__YOUR GOAL__. Sift the material for lines containing "الله", and return them.

__DATASET ENTRIES__.
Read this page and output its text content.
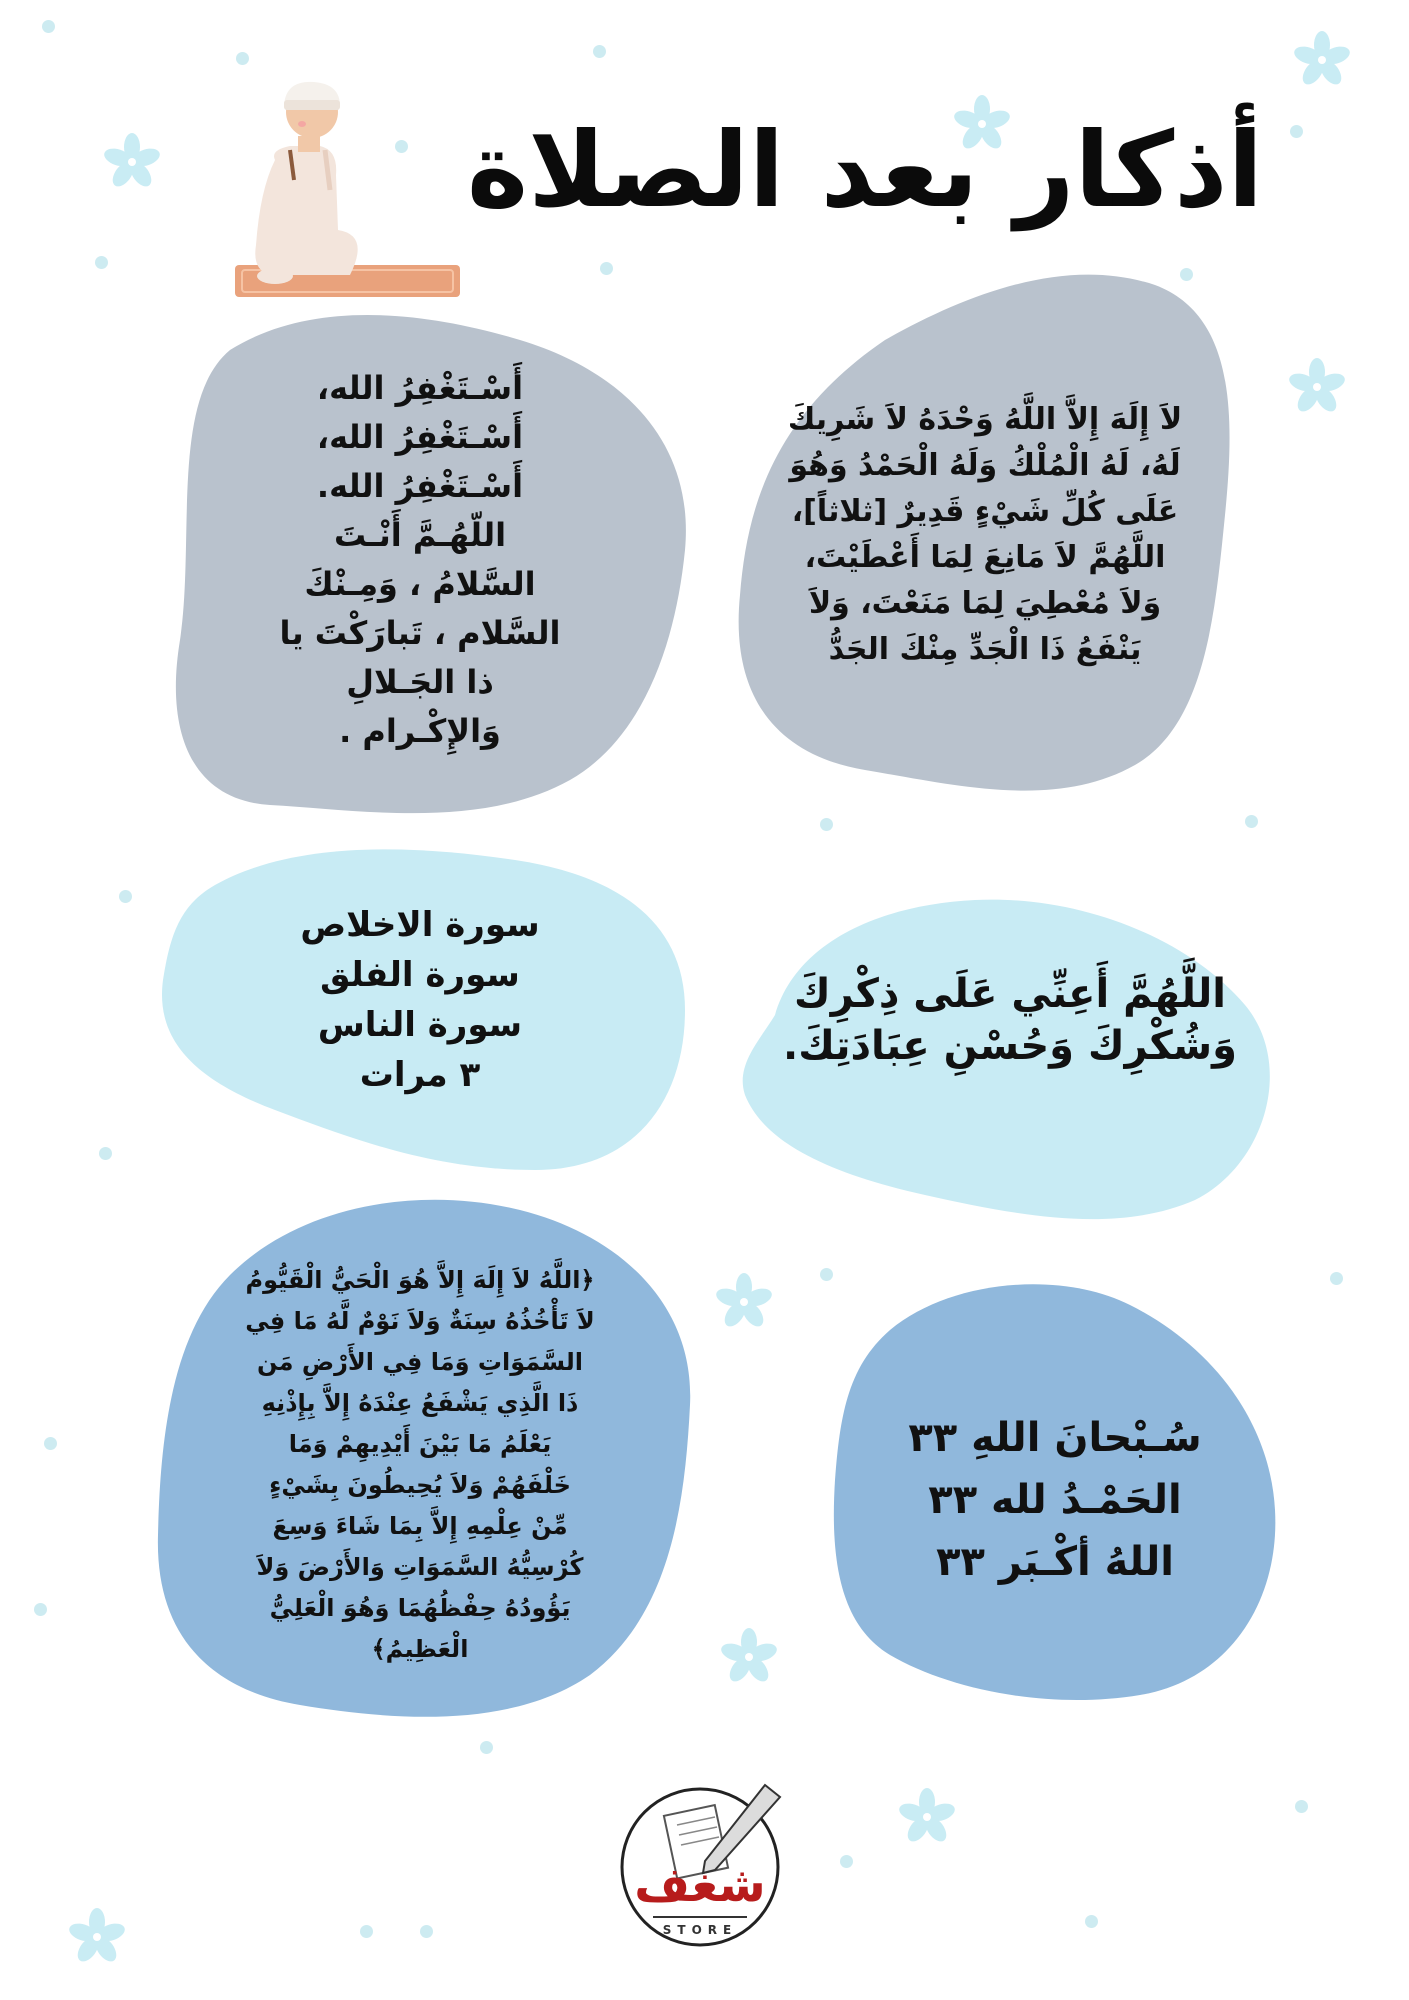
أذكار بعد الصلاة
لاَ إِلَهَ إِلاَّ اللَّهُ وَحْدَهُ لاَ شَرِيكَ
لَهُ، لَهُ الْمُلْكُ وَلَهُ الْحَمْدُ وَهُوَ
عَلَى كُلِّ شَيْءٍ قَدِيرٌ [ثلاثاً]،
اللَّهُمَّ لاَ مَانِعَ لِمَا أَعْطَيْتَ،
وَلاَ مُعْطِيَ لِمَا مَنَعْتَ، وَلاَ
يَنْفَعُ ذَا الْجَدِّ مِنْكَ الجَدُّ
أَسْـتَغْفِرُ الله،
أَسْـتَغْفِرُ الله،
أَسْـتَغْفِرُ الله.
اللّهُـمَّ أَنْـتَ
السَّلامُ ، وَمِـنْكَ
السَّلام ، تَبارَكْتَ يا
ذا الجَـلالِ
وَالإِكْـرام .
سورة الاخلاص
سورة الفلق
سورة الناس
٣ مرات
اللَّهُمَّ أَعِنِّي عَلَى ذِكْرِكَ
وَشُكْرِكَ وَحُسْنِ عِبَادَتِكَ.
﴿اللَّهُ لاَ إِلَهَ إِلاَّ هُوَ الْحَيُّ الْقَيُّومُ
لاَ تَأْخُذُهُ سِنَةٌ وَلاَ نَوْمٌ لَّهُ مَا فِي
السَّمَوَاتِ وَمَا فِي الأَرْضِ مَن
ذَا الَّذِي يَشْفَعُ عِنْدَهُ إِلاَّ بِإِذْنِهِ
يَعْلَمُ مَا بَيْنَ أَيْدِيهِمْ وَمَا
خَلْفَهُمْ وَلاَ يُحِيطُونَ بِشَيْءٍ
مِّنْ عِلْمِهِ إِلاَّ بِمَا شَاءَ وَسِعَ
كُرْسِيُّهُ السَّمَوَاتِ وَالأَرْضَ وَلاَ
يَؤُودُهُ حِفْظُهُمَا وَهُوَ الْعَلِيُّ
الْعَظِيمُ﴾
سُـبْحانَ اللهِ ٣٣
الحَمْـدُ لله ٣٣
اللهُ أكْـبَر ٣٣
شغف
STORE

__FINISHED TASK__.
أَسْـتَغْفِرُ الله،
أَسْـتَغْفِرُ الله،
أَسْـتَغْفِرُ الله.
سُـبْحانَ اللهِ ٣٣
اللهُ أكْـبَر ٣٣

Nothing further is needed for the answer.